### WHAT YOU NEED TO DO
Repeat the material below exactly, line for line.

### TASK INPUTS
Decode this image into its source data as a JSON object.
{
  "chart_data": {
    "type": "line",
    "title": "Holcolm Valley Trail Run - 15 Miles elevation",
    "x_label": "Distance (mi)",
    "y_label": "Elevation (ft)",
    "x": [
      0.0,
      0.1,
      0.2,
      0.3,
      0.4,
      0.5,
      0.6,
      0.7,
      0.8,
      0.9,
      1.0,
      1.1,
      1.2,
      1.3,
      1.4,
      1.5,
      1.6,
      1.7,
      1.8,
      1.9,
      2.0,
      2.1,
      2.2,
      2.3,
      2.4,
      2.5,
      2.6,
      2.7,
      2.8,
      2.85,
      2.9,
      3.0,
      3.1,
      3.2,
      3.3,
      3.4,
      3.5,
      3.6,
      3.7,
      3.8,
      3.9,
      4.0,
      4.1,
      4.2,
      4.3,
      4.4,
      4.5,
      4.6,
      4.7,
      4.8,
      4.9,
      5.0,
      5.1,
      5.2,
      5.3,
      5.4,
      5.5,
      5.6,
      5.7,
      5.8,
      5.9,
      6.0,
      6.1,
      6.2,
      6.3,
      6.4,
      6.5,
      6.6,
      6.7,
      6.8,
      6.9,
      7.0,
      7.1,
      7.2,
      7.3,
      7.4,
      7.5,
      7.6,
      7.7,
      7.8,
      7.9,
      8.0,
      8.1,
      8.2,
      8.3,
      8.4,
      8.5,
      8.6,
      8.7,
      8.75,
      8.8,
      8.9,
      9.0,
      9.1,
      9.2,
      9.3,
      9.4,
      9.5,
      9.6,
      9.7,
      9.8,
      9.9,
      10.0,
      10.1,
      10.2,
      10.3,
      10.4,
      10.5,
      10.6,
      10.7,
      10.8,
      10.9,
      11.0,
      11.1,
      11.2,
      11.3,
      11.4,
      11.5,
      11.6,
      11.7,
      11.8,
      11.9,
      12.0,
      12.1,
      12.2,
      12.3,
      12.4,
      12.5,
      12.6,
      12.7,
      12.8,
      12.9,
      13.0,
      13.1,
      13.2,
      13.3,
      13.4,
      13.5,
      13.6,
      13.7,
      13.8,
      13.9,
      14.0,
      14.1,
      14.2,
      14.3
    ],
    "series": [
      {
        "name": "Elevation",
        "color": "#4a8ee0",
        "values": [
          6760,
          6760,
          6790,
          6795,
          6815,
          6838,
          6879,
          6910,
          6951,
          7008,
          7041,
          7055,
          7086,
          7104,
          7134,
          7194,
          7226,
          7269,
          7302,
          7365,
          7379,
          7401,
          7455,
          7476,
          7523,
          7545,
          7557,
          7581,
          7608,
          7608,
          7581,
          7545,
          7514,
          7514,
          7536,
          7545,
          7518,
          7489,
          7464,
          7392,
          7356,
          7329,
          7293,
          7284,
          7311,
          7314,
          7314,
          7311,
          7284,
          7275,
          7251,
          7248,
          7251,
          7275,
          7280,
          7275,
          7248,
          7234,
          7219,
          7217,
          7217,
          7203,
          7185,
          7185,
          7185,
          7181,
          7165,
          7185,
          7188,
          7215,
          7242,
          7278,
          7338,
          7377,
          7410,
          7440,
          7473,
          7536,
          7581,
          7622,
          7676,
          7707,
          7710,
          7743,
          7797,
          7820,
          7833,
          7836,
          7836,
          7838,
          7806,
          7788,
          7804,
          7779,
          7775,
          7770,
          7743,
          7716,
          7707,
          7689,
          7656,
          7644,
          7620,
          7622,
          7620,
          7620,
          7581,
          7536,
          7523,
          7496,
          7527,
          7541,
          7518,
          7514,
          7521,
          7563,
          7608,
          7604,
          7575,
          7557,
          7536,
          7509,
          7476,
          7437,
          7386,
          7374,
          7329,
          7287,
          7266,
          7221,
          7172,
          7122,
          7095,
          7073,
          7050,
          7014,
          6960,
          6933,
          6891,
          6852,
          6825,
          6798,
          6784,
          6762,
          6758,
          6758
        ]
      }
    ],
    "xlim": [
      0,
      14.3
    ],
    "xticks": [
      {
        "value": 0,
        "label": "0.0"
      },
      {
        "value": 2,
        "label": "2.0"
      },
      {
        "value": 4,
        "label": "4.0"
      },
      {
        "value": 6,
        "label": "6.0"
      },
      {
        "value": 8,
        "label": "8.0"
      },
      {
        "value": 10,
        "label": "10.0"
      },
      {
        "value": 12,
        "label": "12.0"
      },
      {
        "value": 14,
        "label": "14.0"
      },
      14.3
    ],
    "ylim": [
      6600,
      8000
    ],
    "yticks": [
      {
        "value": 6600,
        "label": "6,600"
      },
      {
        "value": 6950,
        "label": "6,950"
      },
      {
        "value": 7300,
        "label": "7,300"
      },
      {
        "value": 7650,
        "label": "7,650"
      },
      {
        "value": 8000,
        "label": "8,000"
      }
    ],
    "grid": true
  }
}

### WRITTEN ANSWER
Decode this image into its source data as a JSON object.
{
  "chart_data": {
    "type": "line",
    "title": "Holcolm Valley Trail Run - 15 Miles elevation",
    "x_label": "Distance (mi)",
    "y_label": "Elevation (ft)",
    "x": [
      0.0,
      0.1,
      0.2,
      0.3,
      0.4,
      0.5,
      0.6,
      0.7,
      0.8,
      0.9,
      1.0,
      1.1,
      1.2,
      1.3,
      1.4,
      1.5,
      1.6,
      1.7,
      1.8,
      1.9,
      2.0,
      2.1,
      2.2,
      2.3,
      2.4,
      2.5,
      2.6,
      2.7,
      2.8,
      2.85,
      2.9,
      3.0,
      3.1,
      3.2,
      3.3,
      3.4,
      3.5,
      3.6,
      3.7,
      3.8,
      3.9,
      4.0,
      4.1,
      4.2,
      4.3,
      4.4,
      4.5,
      4.6,
      4.7,
      4.8,
      4.9,
      5.0,
      5.1,
      5.2,
      5.3,
      5.4,
      5.5,
      5.6,
      5.7,
      5.8,
      5.9,
      6.0,
      6.1,
      6.2,
      6.3,
      6.4,
      6.5,
      6.6,
      6.7,
      6.8,
      6.9,
      7.0,
      7.1,
      7.2,
      7.3,
      7.4,
      7.5,
      7.6,
      7.7,
      7.8,
      7.9,
      8.0,
      8.1,
      8.2,
      8.3,
      8.4,
      8.5,
      8.6,
      8.7,
      8.75,
      8.8,
      8.9,
      9.0,
      9.1,
      9.2,
      9.3,
      9.4,
      9.5,
      9.6,
      9.7,
      9.8,
      9.9,
      10.0,
      10.1,
      10.2,
      10.3,
      10.4,
      10.5,
      10.6,
      10.7,
      10.8,
      10.9,
      11.0,
      11.1,
      11.2,
      11.3,
      11.4,
      11.5,
      11.6,
      11.7,
      11.8,
      11.9,
      12.0,
      12.1,
      12.2,
      12.3,
      12.4,
      12.5,
      12.6,
      12.7,
      12.8,
      12.9,
      13.0,
      13.1,
      13.2,
      13.3,
      13.4,
      13.5,
      13.6,
      13.7,
      13.8,
      13.9,
      14.0,
      14.1,
      14.2,
      14.3
    ],
    "series": [
      {
        "name": "Elevation",
        "color": "#4a8ee0",
        "values": [
          6760,
          6760,
          6790,
          6795,
          6815,
          6838,
          6879,
          6910,
          6951,
          7008,
          7041,
          7055,
          7086,
          7104,
          7134,
          7194,
          7226,
          7269,
          7302,
          7365,
          7379,
          7401,
          7455,
          7476,
          7523,
          7545,
          7557,
          7581,
          7608,
          7608,
          7581,
          7545,
          7514,
          7514,
          7536,
          7545,
          7518,
          7489,
          7464,
          7392,
          7356,
          7329,
          7293,
          7284,
          7311,
          7314,
          7314,
          7311,
          7284,
          7275,
          7251,
          7248,
          7251,
          7275,
          7280,
          7275,
          7248,
          7234,
          7219,
          7217,
          7217,
          7203,
          7185,
          7185,
          7185,
          7181,
          7165,
          7185,
          7188,
          7215,
          7242,
          7278,
          7338,
          7377,
          7410,
          7440,
          7473,
          7536,
          7581,
          7622,
          7676,
          7707,
          7710,
          7743,
          7797,
          7820,
          7833,
          7836,
          7836,
          7838,
          7806,
          7788,
          7804,
          7779,
          7775,
          7770,
          7743,
          7716,
          7707,
          7689,
          7656,
          7644,
          7620,
          7622,
          7620,
          7620,
          7581,
          7536,
          7523,
          7496,
          7527,
          7541,
          7518,
          7514,
          7521,
          7563,
          7608,
          7604,
          7575,
          7557,
          7536,
          7509,
          7476,
          7437,
          7386,
          7374,
          7329,
          7287,
          7266,
          7221,
          7172,
          7122,
          7095,
          7073,
          7050,
          7014,
          6960,
          6933,
          6891,
          6852,
          6825,
          6798,
          6784,
          6762,
          6758,
          6758
        ]
      }
    ],
    "xlim": [
      0,
      14.3
    ],
    "xticks": [
      {
        "value": 0,
        "label": "0.0"
      },
      {
        "value": 2,
        "label": "2.0"
      },
      {
        "value": 4,
        "label": "4.0"
      },
      {
        "value": 6,
        "label": "6.0"
      },
      {
        "value": 8,
        "label": "8.0"
      },
      {
        "value": 10,
        "label": "10.0"
      },
      {
        "value": 12,
        "label": "12.0"
      },
      {
        "value": 14,
        "label": "14.0"
      },
      14.3
    ],
    "ylim": [
      6600,
      8000
    ],
    "yticks": [
      {
        "value": 6600,
        "label": "6,600"
      },
      {
        "value": 6950,
        "label": "6,950"
      },
      {
        "value": 7300,
        "label": "7,300"
      },
      {
        "value": 7650,
        "label": "7,650"
      },
      {
        "value": 8000,
        "label": "8,000"
      }
    ],
    "grid": true
  }
}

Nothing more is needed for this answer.